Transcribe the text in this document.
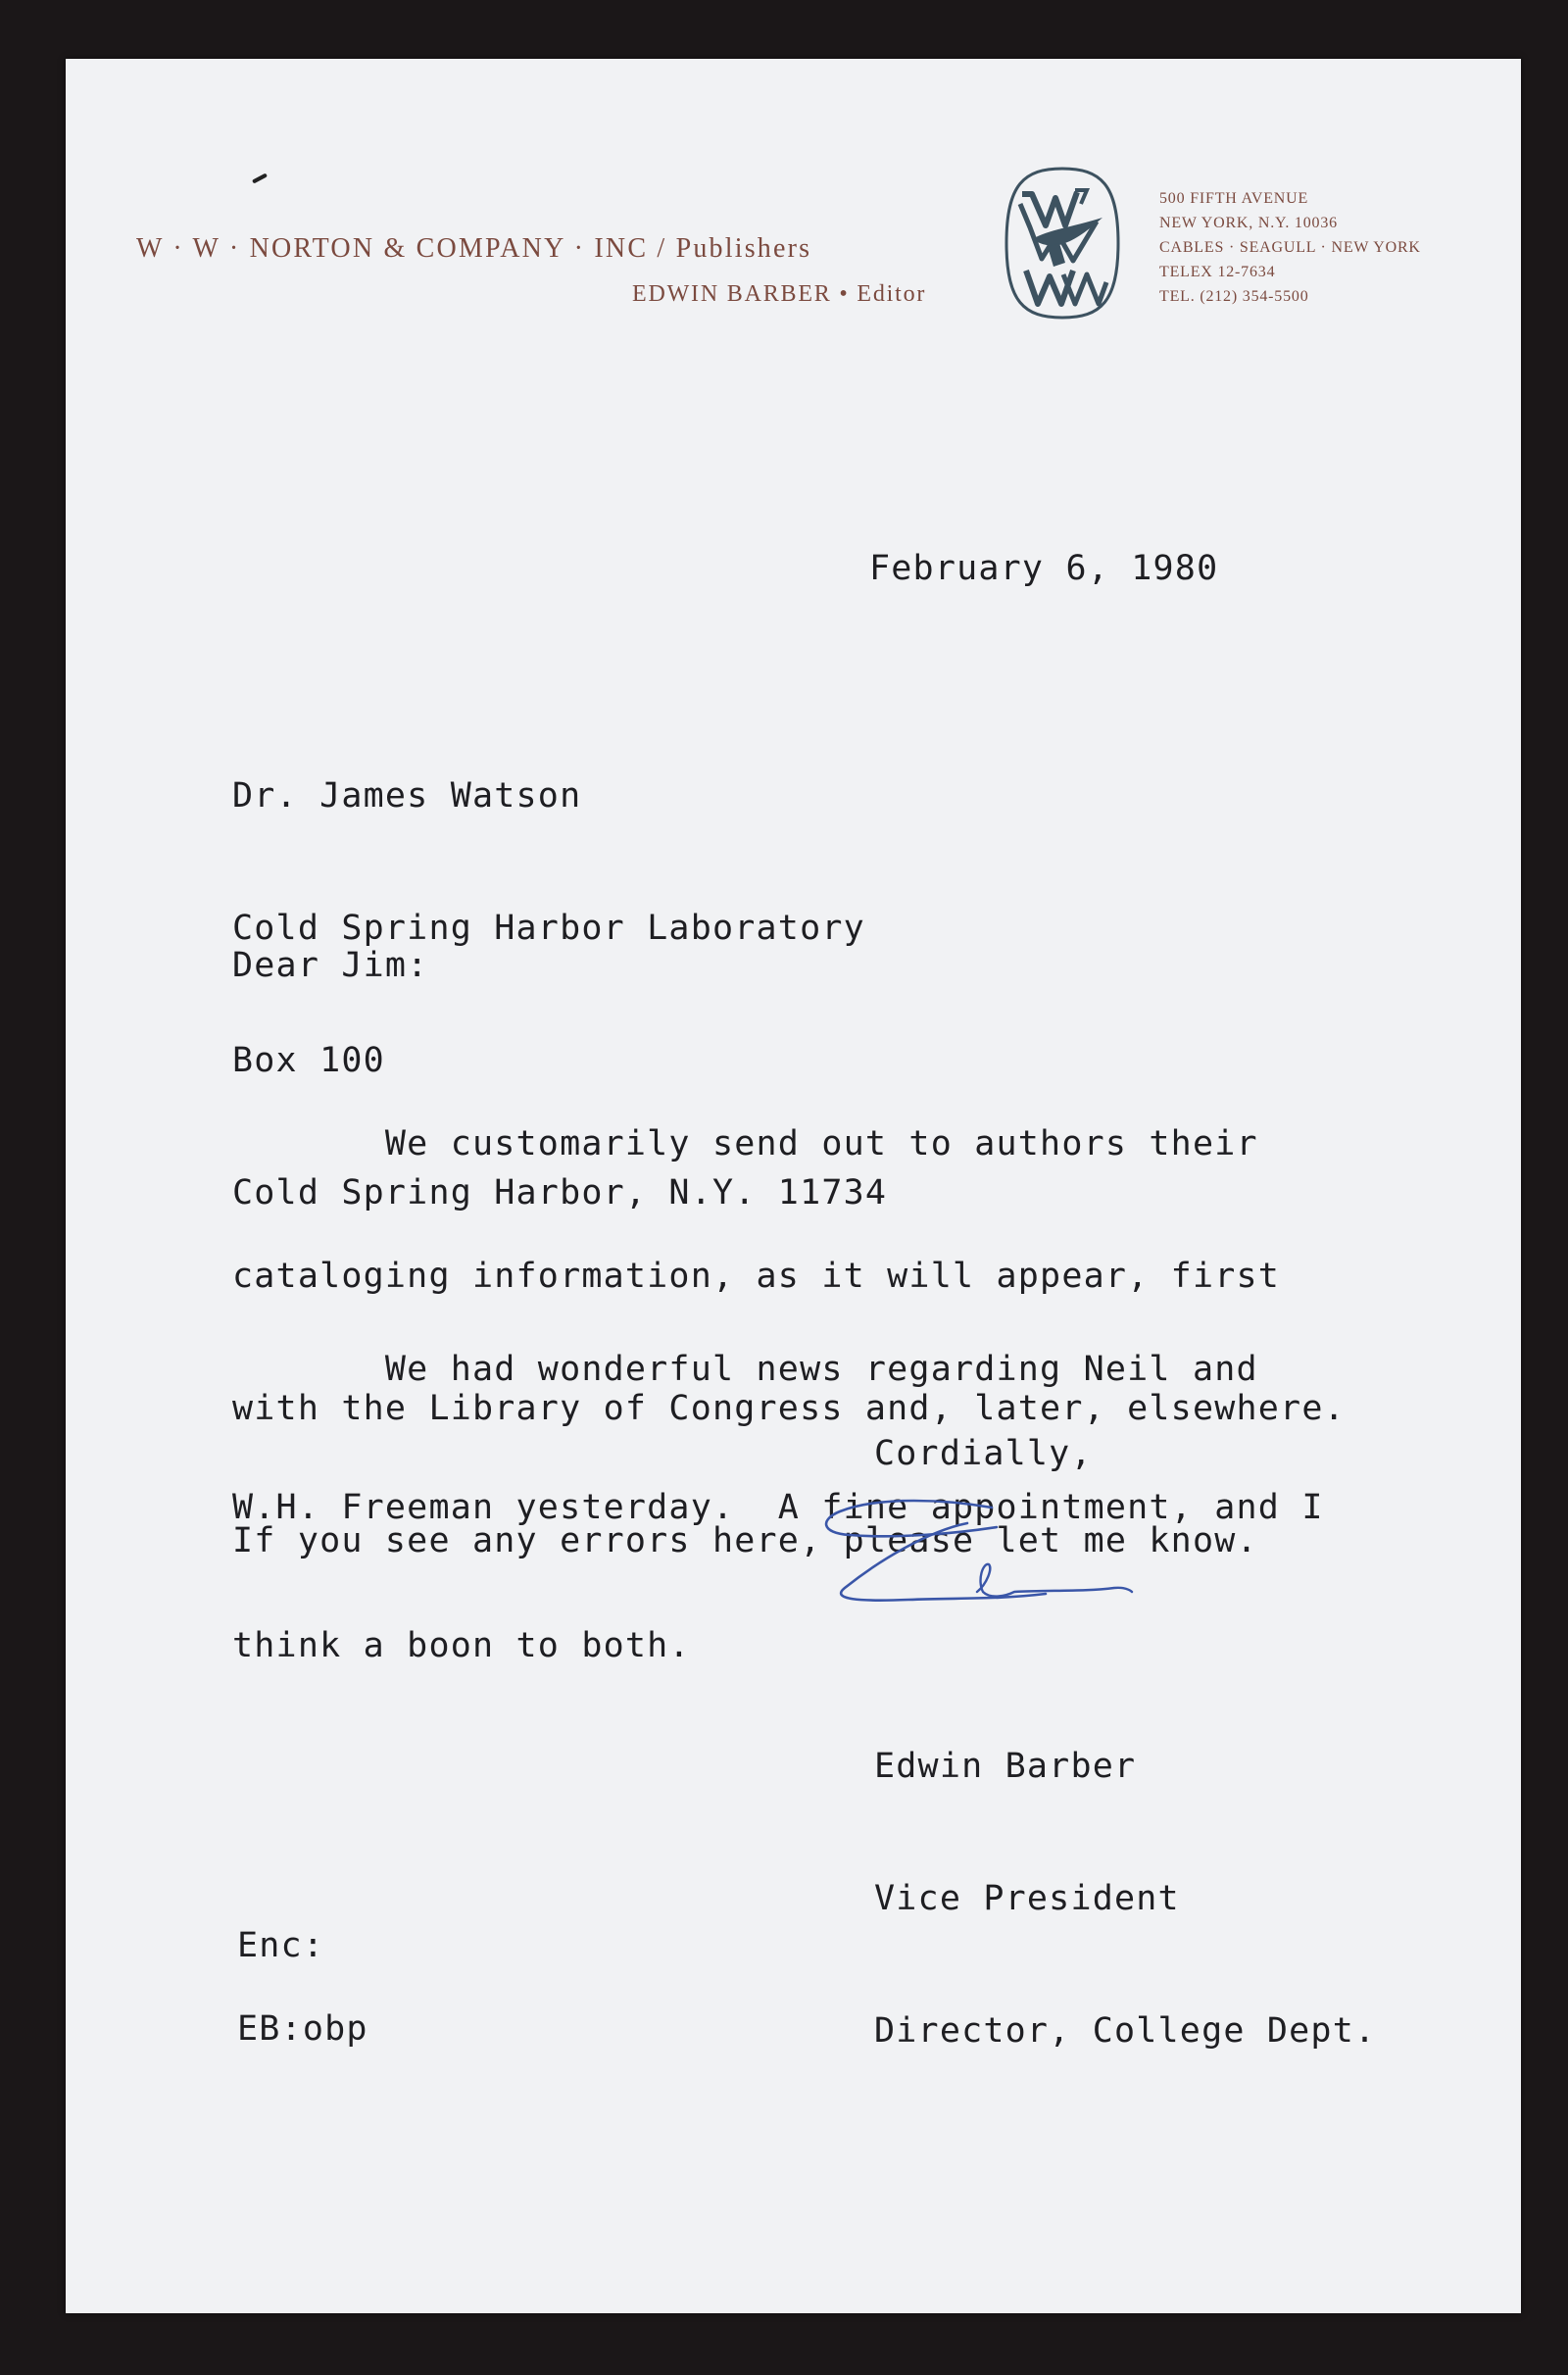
W · W · NORTON & COMPANY · INC / Publishers
EDWIN BARBER • Editor
500 FIFTH AVENUE
NEW YORK, N.Y. 10036
CABLES · SEAGULL · NEW YORK
TELEX 12-7634
TEL. (212) 354-5500
February 6, 1980

Dr. James Watson

Cold Spring Harbor Laboratory

Box 100

Cold Spring Harbor, N.Y. 11734

Dear Jim:

We customarily send out to authors their

cataloging information, as it will appear, first

with the Library of Congress and, later, elsewhere.

If you see any errors here, please let me know.

We had wonderful news regarding Neil and

W.H. Freeman yesterday.  A fine appointment, and I

think a boon to both.

Cordially,

Edwin Barber

Vice President

Director, College Dept.

Enc:
EB:obp
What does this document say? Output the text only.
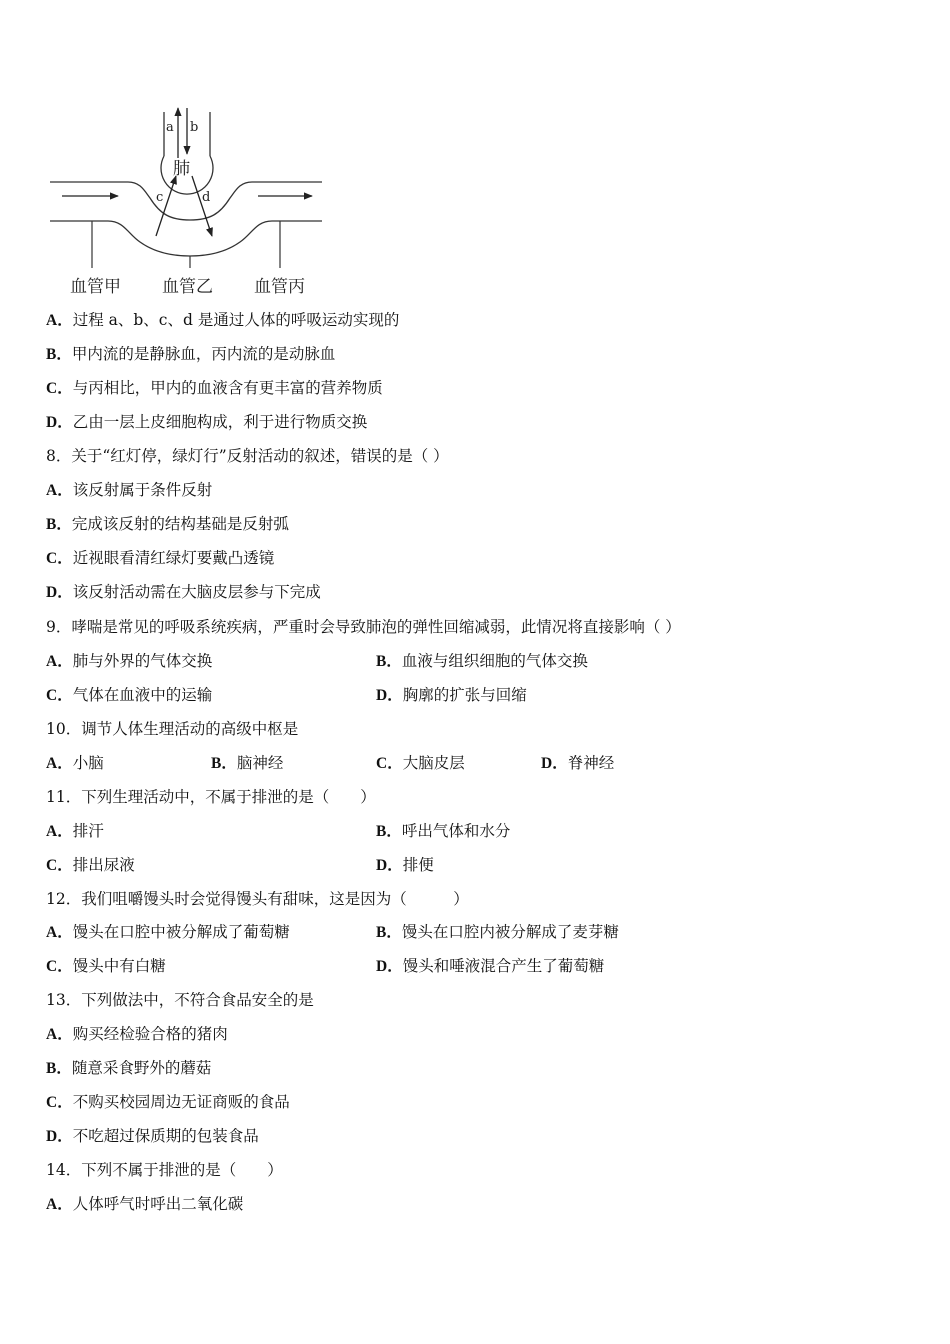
a b
肺
c	d
血管甲 血管乙 血管丙
A．过程 a、b、c、d 是通过人体的呼吸运动实现的
B．甲内流的是静脉血，丙内流的是动脉血
C．与丙相比，甲内的血液含有更丰富的营养物质
D．乙由一层上皮细胞构成，利于进行物质交换
8．关于“红灯停，绿灯行”反射活动的叙述，错误的是（ ）
A．该反射属于条件反射
B．完成该反射的结构基础是反射弧
C．近视眼看清红绿灯要戴凸透镜
D．该反射活动需在大脑皮层参与下完成
9．哮喘是常见的呼吸系统疾病，严重时会导致肺泡的弹性回缩减弱，此情况将直接影响（ ）
A．肺与外界的气体交换	B．血液与组织细胞的气体交换
C．气体在血液中的运输	D．胸廓的扩张与回缩
10．调节人体生理活动的高级中枢是
A．小脑	B．脑神经	C．大脑皮层	D．脊神经
11．下列生理活动中，不属于排泄的是（　　）
A．排汗	B．呼出气体和水分
C．排出尿液	D．排便
12．我们咀嚼馒头时会觉得馒头有甜味，这是因为（　　　）
A．馒头在口腔中被分解成了葡萄糖	B．馒头在口腔内被分解成了麦芽糖
C．馒头中有白糖	D．馒头和唾液混合产生了葡萄糖
13．下列做法中，不符合食品安全的是
A．购买经检验合格的猪肉
B．随意采食野外的蘑菇
C．不购买校园周边无证商贩的食品
D．不吃超过保质期的包装食品
14．下列不属于排泄的是（　　）
A．人体呼气时呼出二氧化碳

------------

## STATED EXERCISE
Your task is to retype all the entries exactly and leave out any pictures.

## WRITTEN ANSWER
Transcribe the text in this document.
W · W · NORTON & COMPANY · INC / Publishers
EDWIN BARBER • Editor
500 FIFTH AVENUE
NEW YORK, N.Y. 10036
CABLES · SEAGULL · NEW YORK
TELEX 12-7634
TEL. (212) 354-5500
February 6, 1980

Dr. James Watson

Cold Spring Harbor Laboratory

Box 100

Cold Spring Harbor, N.Y. 11734

Dear Jim:

We customarily send out to authors their

cataloging information, as it will appear, first

with the Library of Congress and, later, elsewhere.

If you see any errors here, please let me know.

We had wonderful news regarding Neil and

W.H. Freeman yesterday.  A fine appointment, and I

think a boon to both.

Cordially,

Edwin Barber

Vice President

Director, College Dept.

Enc:
EB:obp
What does this document say? Output the text only.
a b
肺
c	d
血管甲 血管乙 血管丙
A．过程 a、b、c、d 是通过人体的呼吸运动实现的
B．甲内流的是静脉血，丙内流的是动脉血
C．与丙相比，甲内的血液含有更丰富的营养物质
D．乙由一层上皮细胞构成，利于进行物质交换
8．关于“红灯停，绿灯行”反射活动的叙述，错误的是（ ）
A．该反射属于条件反射
B．完成该反射的结构基础是反射弧
C．近视眼看清红绿灯要戴凸透镜
D．该反射活动需在大脑皮层参与下完成
9．哮喘是常见的呼吸系统疾病，严重时会导致肺泡的弹性回缩减弱，此情况将直接影响（ ）
A．肺与外界的气体交换	B．血液与组织细胞的气体交换
C．气体在血液中的运输	D．胸廓的扩张与回缩
10．调节人体生理活动的高级中枢是
A．小脑	B．脑神经	C．大脑皮层	D．脊神经
11．下列生理活动中，不属于排泄的是（　　）
A．排汗	B．呼出气体和水分
C．排出尿液	D．排便
12．我们咀嚼馒头时会觉得馒头有甜味，这是因为（　　　）
A．馒头在口腔中被分解成了葡萄糖	B．馒头在口腔内被分解成了麦芽糖
C．馒头中有白糖	D．馒头和唾液混合产生了葡萄糖
13．下列做法中，不符合食品安全的是
A．购买经检验合格的猪肉
B．随意采食野外的蘑菇
C．不购买校园周边无证商贩的食品
D．不吃超过保质期的包装食品
14．下列不属于排泄的是（　　）
A．人体呼气时呼出二氧化碳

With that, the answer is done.